─── Data for this exercise ───
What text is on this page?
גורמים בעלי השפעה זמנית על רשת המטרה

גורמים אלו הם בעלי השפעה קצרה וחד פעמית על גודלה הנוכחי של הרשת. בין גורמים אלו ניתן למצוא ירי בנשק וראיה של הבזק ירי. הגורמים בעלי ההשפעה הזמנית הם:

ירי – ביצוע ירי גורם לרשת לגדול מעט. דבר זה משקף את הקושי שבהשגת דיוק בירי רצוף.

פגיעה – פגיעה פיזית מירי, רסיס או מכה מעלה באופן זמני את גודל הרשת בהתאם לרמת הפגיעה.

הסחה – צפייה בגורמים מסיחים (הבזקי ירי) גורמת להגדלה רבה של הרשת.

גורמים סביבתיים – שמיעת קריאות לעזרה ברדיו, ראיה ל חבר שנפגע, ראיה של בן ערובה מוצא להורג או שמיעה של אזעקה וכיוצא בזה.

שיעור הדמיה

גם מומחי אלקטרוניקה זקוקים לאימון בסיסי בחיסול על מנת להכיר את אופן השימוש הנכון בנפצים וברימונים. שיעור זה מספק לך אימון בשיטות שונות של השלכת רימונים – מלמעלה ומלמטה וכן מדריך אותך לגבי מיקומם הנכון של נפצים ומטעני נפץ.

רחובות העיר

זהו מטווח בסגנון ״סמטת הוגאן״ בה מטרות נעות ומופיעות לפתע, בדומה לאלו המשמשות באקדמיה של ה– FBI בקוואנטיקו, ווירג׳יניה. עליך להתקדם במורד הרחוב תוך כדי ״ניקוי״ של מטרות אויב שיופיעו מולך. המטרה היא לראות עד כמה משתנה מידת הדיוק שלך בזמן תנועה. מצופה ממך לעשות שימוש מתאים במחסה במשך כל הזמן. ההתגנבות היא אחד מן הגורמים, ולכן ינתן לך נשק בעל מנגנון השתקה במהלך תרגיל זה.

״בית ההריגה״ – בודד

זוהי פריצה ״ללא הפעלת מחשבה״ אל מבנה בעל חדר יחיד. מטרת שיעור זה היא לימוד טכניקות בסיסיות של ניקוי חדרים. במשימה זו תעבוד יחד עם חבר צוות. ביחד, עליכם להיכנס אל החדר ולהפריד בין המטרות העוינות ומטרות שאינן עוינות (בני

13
───
What the task requires:
Go through the listing and copy all of it exactly.

Finished task:
What text is on this page?
גורמים בעלי השפעה זמנית על רשת המטרה

גורמים אלו הם בעלי השפעה קצרה וחד פעמית על גודלה הנוכחי של הרשת. בין גורמים אלו ניתן למצוא ירי בנשק וראיה של הבזק ירי. הגורמים בעלי ההשפעה הזמנית הם:

ירי – ביצוע ירי גורם לרשת לגדול מעט. דבר זה משקף את הקושי שבהשגת דיוק בירי רצוף.

פגיעה – פגיעה פיזית מירי, רסיס או מכה מעלה באופן זמני את גודל הרשת בהתאם לרמת הפגיעה.

הסחה – צפייה בגורמים מסיחים (הבזקי ירי) גורמת להגדלה רבה של הרשת.

גורמים סביבתיים – שמיעת קריאות לעזרה ברדיו, ראיה ל חבר שנפגע, ראיה של בן ערובה מוצא להורג או שמיעה של אזעקה וכיוצא בזה.

שיעור הדמיה

גם מומחי אלקטרוניקה זקוקים לאימון בסיסי בחיסול על מנת להכיר את אופן השימוש הנכון בנפצים וברימונים. שיעור זה מספק לך אימון בשיטות שונות של השלכת רימונים – מלמעלה ומלמטה וכן מדריך אותך לגבי מיקומם הנכון של נפצים ומטעני נפץ.

רחובות העיר

זהו מטווח בסגנון ״סמטת הוגאן״ בה מטרות נעות ומופיעות לפתע, בדומה לאלו המשמשות באקדמיה של ה– FBI בקוואנטיקו, ווירג׳יניה. עליך להתקדם במורד הרחוב תוך כדי ״ניקוי״ של מטרות אויב שיופיעו מולך. המטרה היא לראות עד כמה משתנה מידת הדיוק שלך בזמן תנועה. מצופה ממך לעשות שימוש מתאים במחסה במשך כל הזמן. ההתגנבות היא אחד מן הגורמים, ולכן ינתן לך נשק בעל מנגנון השתקה במהלך תרגיל זה.

״בית ההריגה״ – בודד

זוהי פריצה ״ללא הפעלת מחשבה״ אל מבנה בעל חדר יחיד. מטרת שיעור זה היא לימוד טכניקות בסיסיות של ניקוי חדרים. במשימה זו תעבוד יחד עם חבר צוות. ביחד, עליכם להיכנס אל החדר ולהפריד בין המטרות העוינות ומטרות שאינן עוינות (בני

13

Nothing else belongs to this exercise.